-- Begin Rows --

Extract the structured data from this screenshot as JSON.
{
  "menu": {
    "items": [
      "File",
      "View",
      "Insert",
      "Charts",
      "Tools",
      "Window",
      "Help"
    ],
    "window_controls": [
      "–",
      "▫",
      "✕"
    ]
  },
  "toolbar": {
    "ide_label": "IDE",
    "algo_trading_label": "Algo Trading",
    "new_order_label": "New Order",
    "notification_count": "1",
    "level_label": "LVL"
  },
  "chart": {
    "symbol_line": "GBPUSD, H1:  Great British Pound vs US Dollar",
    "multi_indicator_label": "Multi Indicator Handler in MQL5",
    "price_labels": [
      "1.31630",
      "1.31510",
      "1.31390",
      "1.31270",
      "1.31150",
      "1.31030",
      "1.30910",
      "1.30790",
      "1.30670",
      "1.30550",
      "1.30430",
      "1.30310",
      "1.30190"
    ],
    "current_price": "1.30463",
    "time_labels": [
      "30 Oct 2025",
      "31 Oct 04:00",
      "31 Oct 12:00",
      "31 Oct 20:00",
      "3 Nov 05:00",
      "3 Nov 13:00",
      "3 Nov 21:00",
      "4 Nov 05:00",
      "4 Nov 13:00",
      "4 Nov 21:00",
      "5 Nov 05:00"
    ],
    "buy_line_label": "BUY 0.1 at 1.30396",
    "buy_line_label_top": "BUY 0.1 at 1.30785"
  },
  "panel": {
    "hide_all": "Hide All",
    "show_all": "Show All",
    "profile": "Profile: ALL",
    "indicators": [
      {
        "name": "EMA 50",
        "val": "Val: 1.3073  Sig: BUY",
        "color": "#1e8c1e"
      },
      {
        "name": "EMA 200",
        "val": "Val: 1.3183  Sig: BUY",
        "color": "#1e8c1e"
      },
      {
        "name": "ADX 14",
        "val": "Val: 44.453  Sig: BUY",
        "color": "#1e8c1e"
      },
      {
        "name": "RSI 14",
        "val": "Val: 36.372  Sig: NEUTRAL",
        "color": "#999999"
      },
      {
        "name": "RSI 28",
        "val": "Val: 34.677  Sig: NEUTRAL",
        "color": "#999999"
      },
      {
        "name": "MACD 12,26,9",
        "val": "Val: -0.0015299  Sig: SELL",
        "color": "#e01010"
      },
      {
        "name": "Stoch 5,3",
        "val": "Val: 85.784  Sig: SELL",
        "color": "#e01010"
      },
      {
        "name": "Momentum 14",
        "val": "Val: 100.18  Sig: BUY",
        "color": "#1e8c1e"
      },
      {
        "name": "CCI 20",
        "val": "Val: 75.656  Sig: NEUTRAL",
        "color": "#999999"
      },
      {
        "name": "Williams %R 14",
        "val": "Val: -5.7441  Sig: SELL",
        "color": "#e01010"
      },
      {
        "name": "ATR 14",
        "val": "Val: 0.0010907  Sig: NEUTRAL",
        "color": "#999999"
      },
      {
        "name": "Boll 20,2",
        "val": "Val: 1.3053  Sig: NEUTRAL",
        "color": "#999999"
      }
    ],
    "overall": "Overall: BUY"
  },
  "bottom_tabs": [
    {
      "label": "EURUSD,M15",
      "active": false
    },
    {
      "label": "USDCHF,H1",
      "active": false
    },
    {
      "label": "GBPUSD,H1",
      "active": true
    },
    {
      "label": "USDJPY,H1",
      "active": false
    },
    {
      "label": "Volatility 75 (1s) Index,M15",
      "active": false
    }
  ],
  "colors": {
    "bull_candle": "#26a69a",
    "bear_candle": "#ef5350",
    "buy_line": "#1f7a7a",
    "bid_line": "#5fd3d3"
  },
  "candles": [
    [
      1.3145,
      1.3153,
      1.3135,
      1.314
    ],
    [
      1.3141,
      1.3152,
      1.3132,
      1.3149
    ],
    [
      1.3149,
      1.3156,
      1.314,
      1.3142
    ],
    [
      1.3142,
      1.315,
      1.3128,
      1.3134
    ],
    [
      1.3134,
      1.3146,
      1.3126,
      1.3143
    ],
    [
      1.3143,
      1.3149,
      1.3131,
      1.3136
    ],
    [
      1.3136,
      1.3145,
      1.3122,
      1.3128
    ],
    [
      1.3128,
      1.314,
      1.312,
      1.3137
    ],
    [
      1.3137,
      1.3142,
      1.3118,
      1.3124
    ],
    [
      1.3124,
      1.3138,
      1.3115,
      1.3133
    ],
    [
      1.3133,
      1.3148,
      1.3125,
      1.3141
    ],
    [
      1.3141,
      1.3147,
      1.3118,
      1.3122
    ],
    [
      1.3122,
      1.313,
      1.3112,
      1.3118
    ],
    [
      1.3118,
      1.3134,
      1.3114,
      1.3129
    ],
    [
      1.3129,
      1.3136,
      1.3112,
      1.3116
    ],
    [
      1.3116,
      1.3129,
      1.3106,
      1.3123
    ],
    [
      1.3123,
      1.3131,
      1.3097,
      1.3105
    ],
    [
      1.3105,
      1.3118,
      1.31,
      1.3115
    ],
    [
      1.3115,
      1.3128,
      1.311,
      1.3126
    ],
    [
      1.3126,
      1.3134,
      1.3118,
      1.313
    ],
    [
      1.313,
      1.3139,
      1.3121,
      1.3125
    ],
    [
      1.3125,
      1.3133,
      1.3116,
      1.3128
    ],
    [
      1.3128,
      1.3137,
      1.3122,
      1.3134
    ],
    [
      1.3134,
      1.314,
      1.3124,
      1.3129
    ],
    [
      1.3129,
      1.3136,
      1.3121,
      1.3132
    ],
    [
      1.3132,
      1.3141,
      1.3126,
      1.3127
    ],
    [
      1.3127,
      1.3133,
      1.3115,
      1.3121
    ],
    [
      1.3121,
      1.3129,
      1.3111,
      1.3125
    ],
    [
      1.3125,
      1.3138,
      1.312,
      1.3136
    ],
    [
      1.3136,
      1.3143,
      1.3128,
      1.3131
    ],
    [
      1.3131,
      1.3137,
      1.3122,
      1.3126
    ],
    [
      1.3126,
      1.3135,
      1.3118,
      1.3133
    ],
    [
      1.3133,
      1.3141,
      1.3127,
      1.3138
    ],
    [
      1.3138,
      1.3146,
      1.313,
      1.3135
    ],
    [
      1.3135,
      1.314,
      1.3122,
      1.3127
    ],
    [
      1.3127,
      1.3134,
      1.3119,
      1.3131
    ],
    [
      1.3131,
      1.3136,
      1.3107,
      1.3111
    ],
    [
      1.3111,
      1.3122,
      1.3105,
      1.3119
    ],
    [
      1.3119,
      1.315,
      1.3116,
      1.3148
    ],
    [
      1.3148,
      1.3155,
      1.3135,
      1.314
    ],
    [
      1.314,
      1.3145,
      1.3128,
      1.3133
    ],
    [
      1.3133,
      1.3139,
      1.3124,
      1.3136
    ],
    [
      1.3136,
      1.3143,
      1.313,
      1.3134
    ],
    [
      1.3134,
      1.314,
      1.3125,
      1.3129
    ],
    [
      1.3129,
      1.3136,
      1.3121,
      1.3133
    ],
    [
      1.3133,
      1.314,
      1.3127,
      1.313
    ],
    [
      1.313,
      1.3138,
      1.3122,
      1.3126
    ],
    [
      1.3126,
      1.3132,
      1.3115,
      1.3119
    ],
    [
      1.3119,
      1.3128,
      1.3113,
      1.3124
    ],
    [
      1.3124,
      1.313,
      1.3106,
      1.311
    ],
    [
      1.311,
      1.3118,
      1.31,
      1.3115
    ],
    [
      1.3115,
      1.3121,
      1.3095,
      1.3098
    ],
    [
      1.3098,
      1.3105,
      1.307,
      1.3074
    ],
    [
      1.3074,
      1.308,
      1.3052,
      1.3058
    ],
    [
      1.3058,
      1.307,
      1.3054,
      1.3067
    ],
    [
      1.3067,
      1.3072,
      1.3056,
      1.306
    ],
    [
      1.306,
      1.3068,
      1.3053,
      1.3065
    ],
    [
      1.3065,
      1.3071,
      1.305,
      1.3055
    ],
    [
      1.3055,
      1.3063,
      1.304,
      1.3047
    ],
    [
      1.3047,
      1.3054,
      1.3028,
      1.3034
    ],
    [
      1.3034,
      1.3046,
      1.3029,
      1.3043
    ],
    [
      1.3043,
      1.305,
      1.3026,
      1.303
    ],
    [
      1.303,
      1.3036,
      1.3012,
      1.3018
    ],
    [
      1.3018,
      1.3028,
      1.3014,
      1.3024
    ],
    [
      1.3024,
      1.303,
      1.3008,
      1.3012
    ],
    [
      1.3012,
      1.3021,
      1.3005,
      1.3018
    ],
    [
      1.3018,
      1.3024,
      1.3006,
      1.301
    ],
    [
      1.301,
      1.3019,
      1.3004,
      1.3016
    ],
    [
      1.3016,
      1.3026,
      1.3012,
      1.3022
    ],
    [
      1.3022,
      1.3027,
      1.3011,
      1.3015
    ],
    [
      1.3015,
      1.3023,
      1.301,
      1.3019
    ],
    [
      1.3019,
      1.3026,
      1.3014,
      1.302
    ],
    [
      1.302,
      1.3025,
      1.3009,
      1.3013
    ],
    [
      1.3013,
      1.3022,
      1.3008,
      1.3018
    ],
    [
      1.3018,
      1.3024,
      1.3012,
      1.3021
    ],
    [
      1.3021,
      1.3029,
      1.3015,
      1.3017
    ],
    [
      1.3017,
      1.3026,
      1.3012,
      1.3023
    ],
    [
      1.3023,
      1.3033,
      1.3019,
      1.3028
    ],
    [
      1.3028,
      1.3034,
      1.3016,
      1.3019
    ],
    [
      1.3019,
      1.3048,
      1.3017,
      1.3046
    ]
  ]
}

-- End Rows --

§ **To be done**
Look through the data above. Copy every line with the string "SELL" in it.

§ **Solved exercise**
        "val": "Val: -0.0015299  Sig: SELL",
        "val": "Val: 85.784  Sig: SELL",
        "val": "Val: -5.7441  Sig: SELL",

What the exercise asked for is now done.